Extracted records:
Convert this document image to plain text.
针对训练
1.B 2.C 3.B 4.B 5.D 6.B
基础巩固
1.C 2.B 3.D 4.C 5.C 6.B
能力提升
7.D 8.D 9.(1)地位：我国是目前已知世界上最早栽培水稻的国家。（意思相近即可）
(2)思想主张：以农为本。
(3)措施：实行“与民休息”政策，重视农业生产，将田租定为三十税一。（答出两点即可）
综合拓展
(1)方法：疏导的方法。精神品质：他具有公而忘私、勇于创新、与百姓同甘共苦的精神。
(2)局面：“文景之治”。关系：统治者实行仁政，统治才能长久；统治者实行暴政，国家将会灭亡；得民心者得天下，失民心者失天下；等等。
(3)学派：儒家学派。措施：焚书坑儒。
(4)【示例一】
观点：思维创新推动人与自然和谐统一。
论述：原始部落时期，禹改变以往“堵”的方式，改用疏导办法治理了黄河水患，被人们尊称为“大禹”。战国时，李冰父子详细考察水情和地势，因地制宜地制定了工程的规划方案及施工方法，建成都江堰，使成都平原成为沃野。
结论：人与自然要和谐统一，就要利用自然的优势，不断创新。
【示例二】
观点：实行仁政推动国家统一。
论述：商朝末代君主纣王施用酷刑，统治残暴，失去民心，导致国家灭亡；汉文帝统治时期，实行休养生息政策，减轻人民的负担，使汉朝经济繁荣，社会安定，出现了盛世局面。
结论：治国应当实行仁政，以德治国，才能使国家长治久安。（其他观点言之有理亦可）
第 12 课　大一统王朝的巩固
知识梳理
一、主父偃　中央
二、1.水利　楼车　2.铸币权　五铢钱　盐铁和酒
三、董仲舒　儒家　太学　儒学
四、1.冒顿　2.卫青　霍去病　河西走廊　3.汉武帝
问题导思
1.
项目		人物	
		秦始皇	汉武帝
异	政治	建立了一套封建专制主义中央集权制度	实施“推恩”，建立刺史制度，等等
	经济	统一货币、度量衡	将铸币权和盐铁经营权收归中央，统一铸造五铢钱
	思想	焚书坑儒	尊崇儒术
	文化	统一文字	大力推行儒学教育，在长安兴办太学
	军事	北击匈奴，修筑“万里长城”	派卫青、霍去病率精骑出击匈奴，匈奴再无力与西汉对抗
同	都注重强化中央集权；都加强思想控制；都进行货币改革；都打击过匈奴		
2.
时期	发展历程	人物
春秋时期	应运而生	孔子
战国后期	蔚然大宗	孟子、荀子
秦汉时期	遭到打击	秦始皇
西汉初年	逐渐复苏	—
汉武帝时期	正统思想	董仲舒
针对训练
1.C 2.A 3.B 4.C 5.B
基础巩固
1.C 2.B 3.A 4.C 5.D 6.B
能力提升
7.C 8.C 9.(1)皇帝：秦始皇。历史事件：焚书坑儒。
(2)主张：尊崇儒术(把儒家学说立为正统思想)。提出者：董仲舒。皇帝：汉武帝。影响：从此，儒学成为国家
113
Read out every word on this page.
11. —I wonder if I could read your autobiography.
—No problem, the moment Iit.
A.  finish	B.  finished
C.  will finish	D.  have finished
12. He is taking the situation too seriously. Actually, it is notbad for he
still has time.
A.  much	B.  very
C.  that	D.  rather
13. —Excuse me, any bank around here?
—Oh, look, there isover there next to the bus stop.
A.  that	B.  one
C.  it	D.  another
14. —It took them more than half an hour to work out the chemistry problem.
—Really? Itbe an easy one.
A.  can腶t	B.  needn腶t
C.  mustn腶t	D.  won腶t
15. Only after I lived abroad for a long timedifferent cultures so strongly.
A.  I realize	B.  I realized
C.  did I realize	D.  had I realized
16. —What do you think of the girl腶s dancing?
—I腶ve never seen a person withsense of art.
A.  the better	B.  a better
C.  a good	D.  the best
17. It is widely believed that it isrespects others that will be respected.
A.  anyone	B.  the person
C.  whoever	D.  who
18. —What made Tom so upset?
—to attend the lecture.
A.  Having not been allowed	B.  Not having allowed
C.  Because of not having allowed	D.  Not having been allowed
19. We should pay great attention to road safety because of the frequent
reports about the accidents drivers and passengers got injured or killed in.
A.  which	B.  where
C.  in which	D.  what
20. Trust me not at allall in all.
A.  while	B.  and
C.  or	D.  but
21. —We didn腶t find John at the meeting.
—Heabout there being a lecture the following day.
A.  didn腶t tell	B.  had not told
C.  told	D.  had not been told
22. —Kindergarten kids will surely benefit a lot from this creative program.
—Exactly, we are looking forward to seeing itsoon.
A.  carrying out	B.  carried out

[Goal of the exercise] Retype every record above exactly as written.

[Task output]
Convert this document image to plain text.
针对训练
1.B 2.C 3.B 4.B 5.D 6.B
基础巩固
1.C 2.B 3.D 4.C 5.C 6.B
能力提升
7.D 8.D 9.(1)地位：我国是目前已知世界上最早栽培水稻的国家。（意思相近即可）
(2)思想主张：以农为本。
(3)措施：实行“与民休息”政策，重视农业生产，将田租定为三十税一。（答出两点即可）
综合拓展
(1)方法：疏导的方法。精神品质：他具有公而忘私、勇于创新、与百姓同甘共苦的精神。
(2)局面：“文景之治”。关系：统治者实行仁政，统治才能长久；统治者实行暴政，国家将会灭亡；得民心者得天下，失民心者失天下；等等。
(3)学派：儒家学派。措施：焚书坑儒。
(4)【示例一】
观点：思维创新推动人与自然和谐统一。
论述：原始部落时期，禹改变以往“堵”的方式，改用疏导办法治理了黄河水患，被人们尊称为“大禹”。战国时，李冰父子详细考察水情和地势，因地制宜地制定了工程的规划方案及施工方法，建成都江堰，使成都平原成为沃野。
结论：人与自然要和谐统一，就要利用自然的优势，不断创新。
【示例二】
观点：实行仁政推动国家统一。
论述：商朝末代君主纣王施用酷刑，统治残暴，失去民心，导致国家灭亡；汉文帝统治时期，实行休养生息政策，减轻人民的负担，使汉朝经济繁荣，社会安定，出现了盛世局面。
结论：治国应当实行仁政，以德治国，才能使国家长治久安。（其他观点言之有理亦可）
第 12 课　大一统王朝的巩固
知识梳理
一、主父偃　中央
二、1.水利　楼车　2.铸币权　五铢钱　盐铁和酒
三、董仲舒　儒家　太学　儒学
四、1.冒顿　2.卫青　霍去病　河西走廊　3.汉武帝
问题导思
1.
项目		人物	
		秦始皇	汉武帝
异	政治	建立了一套封建专制主义中央集权制度	实施“推恩”，建立刺史制度，等等
	经济	统一货币、度量衡	将铸币权和盐铁经营权收归中央，统一铸造五铢钱
	思想	焚书坑儒	尊崇儒术
	文化	统一文字	大力推行儒学教育，在长安兴办太学
	军事	北击匈奴，修筑“万里长城”	派卫青、霍去病率精骑出击匈奴，匈奴再无力与西汉对抗
同	都注重强化中央集权；都加强思想控制；都进行货币改革；都打击过匈奴		
2.
时期	发展历程	人物
春秋时期	应运而生	孔子
战国后期	蔚然大宗	孟子、荀子
秦汉时期	遭到打击	秦始皇
西汉初年	逐渐复苏	—
汉武帝时期	正统思想	董仲舒
针对训练
1.C 2.A 3.B 4.C 5.B
基础巩固
1.C 2.B 3.A 4.C 5.D 6.B
能力提升
7.C 8.C 9.(1)皇帝：秦始皇。历史事件：焚书坑儒。
(2)主张：尊崇儒术(把儒家学说立为正统思想)。提出者：董仲舒。皇帝：汉武帝。影响：从此，儒学成为国家
113
Read out every word on this page.
11. —I wonder if I could read your autobiography.
—No problem, the moment Iit.
A.  finish	B.  finished
C.  will finish	D.  have finished
12. He is taking the situation too seriously. Actually, it is notbad for he
still has time.
A.  much	B.  very
C.  that	D.  rather
13. —Excuse me, any bank around here?
—Oh, look, there isover there next to the bus stop.
A.  that	B.  one
C.  it	D.  another
14. —It took them more than half an hour to work out the chemistry problem.
—Really? Itbe an easy one.
A.  can腶t	B.  needn腶t
C.  mustn腶t	D.  won腶t
15. Only after I lived abroad for a long timedifferent cultures so strongly.
A.  I realize	B.  I realized
C.  did I realize	D.  had I realized
16. —What do you think of the girl腶s dancing?
—I腶ve never seen a person withsense of art.
A.  the better	B.  a better
C.  a good	D.  the best
17. It is widely believed that it isrespects others that will be respected.
A.  anyone	B.  the person
C.  whoever	D.  who
18. —What made Tom so upset?
—to attend the lecture.
A.  Having not been allowed	B.  Not having allowed
C.  Because of not having allowed	D.  Not having been allowed
19. We should pay great attention to road safety because of the frequent
reports about the accidents drivers and passengers got injured or killed in.
A.  which	B.  where
C.  in which	D.  what
20. Trust me not at allall in all.
A.  while	B.  and
C.  or	D.  but
21. —We didn腶t find John at the meeting.
—Heabout there being a lecture the following day.
A.  didn腶t tell	B.  had not told
C.  told	D.  had not been told
22. —Kindergarten kids will surely benefit a lot from this creative program.
—Exactly, we are looking forward to seeing itsoon.
A.  carrying out	B.  carried out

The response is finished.